→ **MATERIAL PROVIDED**
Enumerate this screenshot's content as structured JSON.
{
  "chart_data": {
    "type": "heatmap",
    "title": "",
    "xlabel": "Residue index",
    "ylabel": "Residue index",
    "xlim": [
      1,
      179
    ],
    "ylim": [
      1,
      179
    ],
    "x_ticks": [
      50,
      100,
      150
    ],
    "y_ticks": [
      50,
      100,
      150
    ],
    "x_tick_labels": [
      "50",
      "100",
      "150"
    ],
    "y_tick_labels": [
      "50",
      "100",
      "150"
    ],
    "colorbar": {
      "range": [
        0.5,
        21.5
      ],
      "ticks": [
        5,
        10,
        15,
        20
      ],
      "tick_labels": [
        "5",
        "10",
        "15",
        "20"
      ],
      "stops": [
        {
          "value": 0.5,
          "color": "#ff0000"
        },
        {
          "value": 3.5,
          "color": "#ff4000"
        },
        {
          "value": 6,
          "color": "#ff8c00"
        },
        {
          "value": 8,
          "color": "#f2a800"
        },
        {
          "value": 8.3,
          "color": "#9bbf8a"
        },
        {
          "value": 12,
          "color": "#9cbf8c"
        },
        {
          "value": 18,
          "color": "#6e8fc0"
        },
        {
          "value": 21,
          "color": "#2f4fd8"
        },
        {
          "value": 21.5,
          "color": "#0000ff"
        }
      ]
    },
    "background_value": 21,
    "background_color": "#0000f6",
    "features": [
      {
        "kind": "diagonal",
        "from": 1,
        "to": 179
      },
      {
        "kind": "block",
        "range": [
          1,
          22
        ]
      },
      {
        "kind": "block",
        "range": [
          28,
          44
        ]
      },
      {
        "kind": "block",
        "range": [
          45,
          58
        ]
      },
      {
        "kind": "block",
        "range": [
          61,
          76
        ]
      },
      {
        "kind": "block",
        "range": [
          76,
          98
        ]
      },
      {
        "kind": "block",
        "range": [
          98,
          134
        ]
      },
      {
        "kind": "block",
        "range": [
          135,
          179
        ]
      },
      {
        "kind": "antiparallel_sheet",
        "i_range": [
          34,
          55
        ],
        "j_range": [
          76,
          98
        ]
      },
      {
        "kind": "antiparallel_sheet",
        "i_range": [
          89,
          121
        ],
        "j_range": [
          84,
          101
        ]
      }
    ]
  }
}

→ **EXERCISE OBJECTIVE**
Can you reproduce all the material exactly?

→ **RESULT OF THIS EXERCISE**
Enumerate this screenshot's content as structured JSON.
{
  "chart_data": {
    "type": "heatmap",
    "title": "",
    "xlabel": "Residue index",
    "ylabel": "Residue index",
    "xlim": [
      1,
      179
    ],
    "ylim": [
      1,
      179
    ],
    "x_ticks": [
      50,
      100,
      150
    ],
    "y_ticks": [
      50,
      100,
      150
    ],
    "x_tick_labels": [
      "50",
      "100",
      "150"
    ],
    "y_tick_labels": [
      "50",
      "100",
      "150"
    ],
    "colorbar": {
      "range": [
        0.5,
        21.5
      ],
      "ticks": [
        5,
        10,
        15,
        20
      ],
      "tick_labels": [
        "5",
        "10",
        "15",
        "20"
      ],
      "stops": [
        {
          "value": 0.5,
          "color": "#ff0000"
        },
        {
          "value": 3.5,
          "color": "#ff4000"
        },
        {
          "value": 6,
          "color": "#ff8c00"
        },
        {
          "value": 8,
          "color": "#f2a800"
        },
        {
          "value": 8.3,
          "color": "#9bbf8a"
        },
        {
          "value": 12,
          "color": "#9cbf8c"
        },
        {
          "value": 18,
          "color": "#6e8fc0"
        },
        {
          "value": 21,
          "color": "#2f4fd8"
        },
        {
          "value": 21.5,
          "color": "#0000ff"
        }
      ]
    },
    "background_value": 21,
    "background_color": "#0000f6",
    "features": [
      {
        "kind": "diagonal",
        "from": 1,
        "to": 179
      },
      {
        "kind": "block",
        "range": [
          1,
          22
        ]
      },
      {
        "kind": "block",
        "range": [
          28,
          44
        ]
      },
      {
        "kind": "block",
        "range": [
          45,
          58
        ]
      },
      {
        "kind": "block",
        "range": [
          61,
          76
        ]
      },
      {
        "kind": "block",
        "range": [
          76,
          98
        ]
      },
      {
        "kind": "block",
        "range": [
          98,
          134
        ]
      },
      {
        "kind": "block",
        "range": [
          135,
          179
        ]
      },
      {
        "kind": "antiparallel_sheet",
        "i_range": [
          34,
          55
        ],
        "j_range": [
          76,
          98
        ]
      },
      {
        "kind": "antiparallel_sheet",
        "i_range": [
          89,
          121
        ],
        "j_range": [
          84,
          101
        ]
      }
    ]
  }
}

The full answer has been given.